- Description of the task:
Can you quote the records below in full, word for word?
START Data shown
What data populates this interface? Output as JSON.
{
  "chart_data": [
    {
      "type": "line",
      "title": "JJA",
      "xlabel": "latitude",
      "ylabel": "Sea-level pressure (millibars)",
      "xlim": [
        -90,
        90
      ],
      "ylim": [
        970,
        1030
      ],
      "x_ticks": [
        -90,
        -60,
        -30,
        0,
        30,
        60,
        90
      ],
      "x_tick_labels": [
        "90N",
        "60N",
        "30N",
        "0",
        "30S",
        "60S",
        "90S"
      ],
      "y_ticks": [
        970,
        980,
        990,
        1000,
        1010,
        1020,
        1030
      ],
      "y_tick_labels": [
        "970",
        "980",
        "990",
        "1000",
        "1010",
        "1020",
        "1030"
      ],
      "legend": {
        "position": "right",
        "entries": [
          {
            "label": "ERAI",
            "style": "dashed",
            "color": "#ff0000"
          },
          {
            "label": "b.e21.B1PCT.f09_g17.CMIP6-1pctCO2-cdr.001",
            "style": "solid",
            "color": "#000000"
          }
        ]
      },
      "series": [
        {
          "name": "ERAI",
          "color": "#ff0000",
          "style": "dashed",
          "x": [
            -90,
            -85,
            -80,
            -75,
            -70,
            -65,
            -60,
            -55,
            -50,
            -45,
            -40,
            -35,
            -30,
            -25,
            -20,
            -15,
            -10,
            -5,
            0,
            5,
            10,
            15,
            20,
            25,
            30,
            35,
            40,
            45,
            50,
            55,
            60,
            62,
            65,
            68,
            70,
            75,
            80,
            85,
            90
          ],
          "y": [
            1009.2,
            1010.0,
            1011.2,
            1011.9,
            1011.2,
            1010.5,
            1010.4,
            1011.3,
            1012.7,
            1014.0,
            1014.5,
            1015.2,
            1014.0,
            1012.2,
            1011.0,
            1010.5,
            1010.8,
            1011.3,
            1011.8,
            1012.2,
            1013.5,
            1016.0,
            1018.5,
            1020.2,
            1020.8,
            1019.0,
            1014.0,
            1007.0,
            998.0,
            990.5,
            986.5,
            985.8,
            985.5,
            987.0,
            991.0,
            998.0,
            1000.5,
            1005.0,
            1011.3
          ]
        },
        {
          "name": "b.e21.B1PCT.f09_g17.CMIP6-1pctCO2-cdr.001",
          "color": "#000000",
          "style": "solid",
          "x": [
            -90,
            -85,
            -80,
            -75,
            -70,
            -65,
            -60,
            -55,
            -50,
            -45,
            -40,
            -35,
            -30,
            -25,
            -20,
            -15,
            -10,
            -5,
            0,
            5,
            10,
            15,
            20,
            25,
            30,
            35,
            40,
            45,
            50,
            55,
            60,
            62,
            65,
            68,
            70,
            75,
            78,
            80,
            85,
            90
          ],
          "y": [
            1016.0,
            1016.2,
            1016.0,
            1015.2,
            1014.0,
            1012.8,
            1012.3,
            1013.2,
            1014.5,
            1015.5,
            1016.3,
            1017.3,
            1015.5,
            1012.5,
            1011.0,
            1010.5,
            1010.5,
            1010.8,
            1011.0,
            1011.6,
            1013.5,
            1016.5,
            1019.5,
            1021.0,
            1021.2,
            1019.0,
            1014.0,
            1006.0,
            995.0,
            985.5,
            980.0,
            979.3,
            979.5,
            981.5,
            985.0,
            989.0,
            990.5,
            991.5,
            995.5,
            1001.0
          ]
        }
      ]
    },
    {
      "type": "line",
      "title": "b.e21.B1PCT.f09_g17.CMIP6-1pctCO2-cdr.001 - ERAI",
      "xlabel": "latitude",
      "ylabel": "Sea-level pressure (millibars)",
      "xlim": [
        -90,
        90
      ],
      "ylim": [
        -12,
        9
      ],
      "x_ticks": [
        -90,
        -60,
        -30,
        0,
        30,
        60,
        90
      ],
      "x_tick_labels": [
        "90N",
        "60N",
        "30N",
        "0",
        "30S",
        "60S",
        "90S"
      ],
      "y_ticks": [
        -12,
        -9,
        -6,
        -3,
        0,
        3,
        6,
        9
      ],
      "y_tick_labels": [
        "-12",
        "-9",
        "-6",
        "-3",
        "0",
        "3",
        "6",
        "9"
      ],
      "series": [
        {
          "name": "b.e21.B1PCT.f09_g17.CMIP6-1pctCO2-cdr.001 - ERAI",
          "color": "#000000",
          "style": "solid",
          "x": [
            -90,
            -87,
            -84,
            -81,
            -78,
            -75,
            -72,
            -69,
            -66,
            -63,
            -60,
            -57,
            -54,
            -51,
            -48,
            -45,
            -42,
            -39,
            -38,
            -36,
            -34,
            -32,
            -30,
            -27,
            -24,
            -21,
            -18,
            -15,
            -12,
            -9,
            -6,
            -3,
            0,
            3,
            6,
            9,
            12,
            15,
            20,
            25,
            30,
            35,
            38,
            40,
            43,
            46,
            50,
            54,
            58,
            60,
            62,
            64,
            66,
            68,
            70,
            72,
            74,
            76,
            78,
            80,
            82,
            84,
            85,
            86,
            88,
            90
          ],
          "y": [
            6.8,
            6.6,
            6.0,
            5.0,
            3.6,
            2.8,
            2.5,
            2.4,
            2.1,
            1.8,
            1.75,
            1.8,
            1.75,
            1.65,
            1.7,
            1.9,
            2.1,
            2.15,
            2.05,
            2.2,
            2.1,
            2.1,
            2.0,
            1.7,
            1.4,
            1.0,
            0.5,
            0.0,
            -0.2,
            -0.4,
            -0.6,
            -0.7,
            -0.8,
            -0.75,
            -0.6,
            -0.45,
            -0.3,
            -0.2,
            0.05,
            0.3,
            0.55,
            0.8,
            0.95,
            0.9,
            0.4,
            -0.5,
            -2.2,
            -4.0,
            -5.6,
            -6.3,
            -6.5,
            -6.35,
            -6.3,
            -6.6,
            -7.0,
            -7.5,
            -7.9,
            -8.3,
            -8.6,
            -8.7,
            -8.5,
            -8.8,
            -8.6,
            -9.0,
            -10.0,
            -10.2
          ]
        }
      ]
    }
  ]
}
END Data shown
- Solved exercise:
What data populates this interface? Output as JSON.
{
  "chart_data": [
    {
      "type": "line",
      "title": "JJA",
      "xlabel": "latitude",
      "ylabel": "Sea-level pressure (millibars)",
      "xlim": [
        -90,
        90
      ],
      "ylim": [
        970,
        1030
      ],
      "x_ticks": [
        -90,
        -60,
        -30,
        0,
        30,
        60,
        90
      ],
      "x_tick_labels": [
        "90N",
        "60N",
        "30N",
        "0",
        "30S",
        "60S",
        "90S"
      ],
      "y_ticks": [
        970,
        980,
        990,
        1000,
        1010,
        1020,
        1030
      ],
      "y_tick_labels": [
        "970",
        "980",
        "990",
        "1000",
        "1010",
        "1020",
        "1030"
      ],
      "legend": {
        "position": "right",
        "entries": [
          {
            "label": "ERAI",
            "style": "dashed",
            "color": "#ff0000"
          },
          {
            "label": "b.e21.B1PCT.f09_g17.CMIP6-1pctCO2-cdr.001",
            "style": "solid",
            "color": "#000000"
          }
        ]
      },
      "series": [
        {
          "name": "ERAI",
          "color": "#ff0000",
          "style": "dashed",
          "x": [
            -90,
            -85,
            -80,
            -75,
            -70,
            -65,
            -60,
            -55,
            -50,
            -45,
            -40,
            -35,
            -30,
            -25,
            -20,
            -15,
            -10,
            -5,
            0,
            5,
            10,
            15,
            20,
            25,
            30,
            35,
            40,
            45,
            50,
            55,
            60,
            62,
            65,
            68,
            70,
            75,
            80,
            85,
            90
          ],
          "y": [
            1009.2,
            1010.0,
            1011.2,
            1011.9,
            1011.2,
            1010.5,
            1010.4,
            1011.3,
            1012.7,
            1014.0,
            1014.5,
            1015.2,
            1014.0,
            1012.2,
            1011.0,
            1010.5,
            1010.8,
            1011.3,
            1011.8,
            1012.2,
            1013.5,
            1016.0,
            1018.5,
            1020.2,
            1020.8,
            1019.0,
            1014.0,
            1007.0,
            998.0,
            990.5,
            986.5,
            985.8,
            985.5,
            987.0,
            991.0,
            998.0,
            1000.5,
            1005.0,
            1011.3
          ]
        },
        {
          "name": "b.e21.B1PCT.f09_g17.CMIP6-1pctCO2-cdr.001",
          "color": "#000000",
          "style": "solid",
          "x": [
            -90,
            -85,
            -80,
            -75,
            -70,
            -65,
            -60,
            -55,
            -50,
            -45,
            -40,
            -35,
            -30,
            -25,
            -20,
            -15,
            -10,
            -5,
            0,
            5,
            10,
            15,
            20,
            25,
            30,
            35,
            40,
            45,
            50,
            55,
            60,
            62,
            65,
            68,
            70,
            75,
            78,
            80,
            85,
            90
          ],
          "y": [
            1016.0,
            1016.2,
            1016.0,
            1015.2,
            1014.0,
            1012.8,
            1012.3,
            1013.2,
            1014.5,
            1015.5,
            1016.3,
            1017.3,
            1015.5,
            1012.5,
            1011.0,
            1010.5,
            1010.5,
            1010.8,
            1011.0,
            1011.6,
            1013.5,
            1016.5,
            1019.5,
            1021.0,
            1021.2,
            1019.0,
            1014.0,
            1006.0,
            995.0,
            985.5,
            980.0,
            979.3,
            979.5,
            981.5,
            985.0,
            989.0,
            990.5,
            991.5,
            995.5,
            1001.0
          ]
        }
      ]
    },
    {
      "type": "line",
      "title": "b.e21.B1PCT.f09_g17.CMIP6-1pctCO2-cdr.001 - ERAI",
      "xlabel": "latitude",
      "ylabel": "Sea-level pressure (millibars)",
      "xlim": [
        -90,
        90
      ],
      "ylim": [
        -12,
        9
      ],
      "x_ticks": [
        -90,
        -60,
        -30,
        0,
        30,
        60,
        90
      ],
      "x_tick_labels": [
        "90N",
        "60N",
        "30N",
        "0",
        "30S",
        "60S",
        "90S"
      ],
      "y_ticks": [
        -12,
        -9,
        -6,
        -3,
        0,
        3,
        6,
        9
      ],
      "y_tick_labels": [
        "-12",
        "-9",
        "-6",
        "-3",
        "0",
        "3",
        "6",
        "9"
      ],
      "series": [
        {
          "name": "b.e21.B1PCT.f09_g17.CMIP6-1pctCO2-cdr.001 - ERAI",
          "color": "#000000",
          "style": "solid",
          "x": [
            -90,
            -87,
            -84,
            -81,
            -78,
            -75,
            -72,
            -69,
            -66,
            -63,
            -60,
            -57,
            -54,
            -51,
            -48,
            -45,
            -42,
            -39,
            -38,
            -36,
            -34,
            -32,
            -30,
            -27,
            -24,
            -21,
            -18,
            -15,
            -12,
            -9,
            -6,
            -3,
            0,
            3,
            6,
            9,
            12,
            15,
            20,
            25,
            30,
            35,
            38,
            40,
            43,
            46,
            50,
            54,
            58,
            60,
            62,
            64,
            66,
            68,
            70,
            72,
            74,
            76,
            78,
            80,
            82,
            84,
            85,
            86,
            88,
            90
          ],
          "y": [
            6.8,
            6.6,
            6.0,
            5.0,
            3.6,
            2.8,
            2.5,
            2.4,
            2.1,
            1.8,
            1.75,
            1.8,
            1.75,
            1.65,
            1.7,
            1.9,
            2.1,
            2.15,
            2.05,
            2.2,
            2.1,
            2.1,
            2.0,
            1.7,
            1.4,
            1.0,
            0.5,
            0.0,
            -0.2,
            -0.4,
            -0.6,
            -0.7,
            -0.8,
            -0.75,
            -0.6,
            -0.45,
            -0.3,
            -0.2,
            0.05,
            0.3,
            0.55,
            0.8,
            0.95,
            0.9,
            0.4,
            -0.5,
            -2.2,
            -4.0,
            -5.6,
            -6.3,
            -6.5,
            -6.35,
            -6.3,
            -6.6,
            -7.0,
            -7.5,
            -7.9,
            -8.3,
            -8.6,
            -8.7,
            -8.5,
            -8.8,
            -8.6,
            -9.0,
            -10.0,
            -10.2
          ]
        }
      ]
    }
  ]
}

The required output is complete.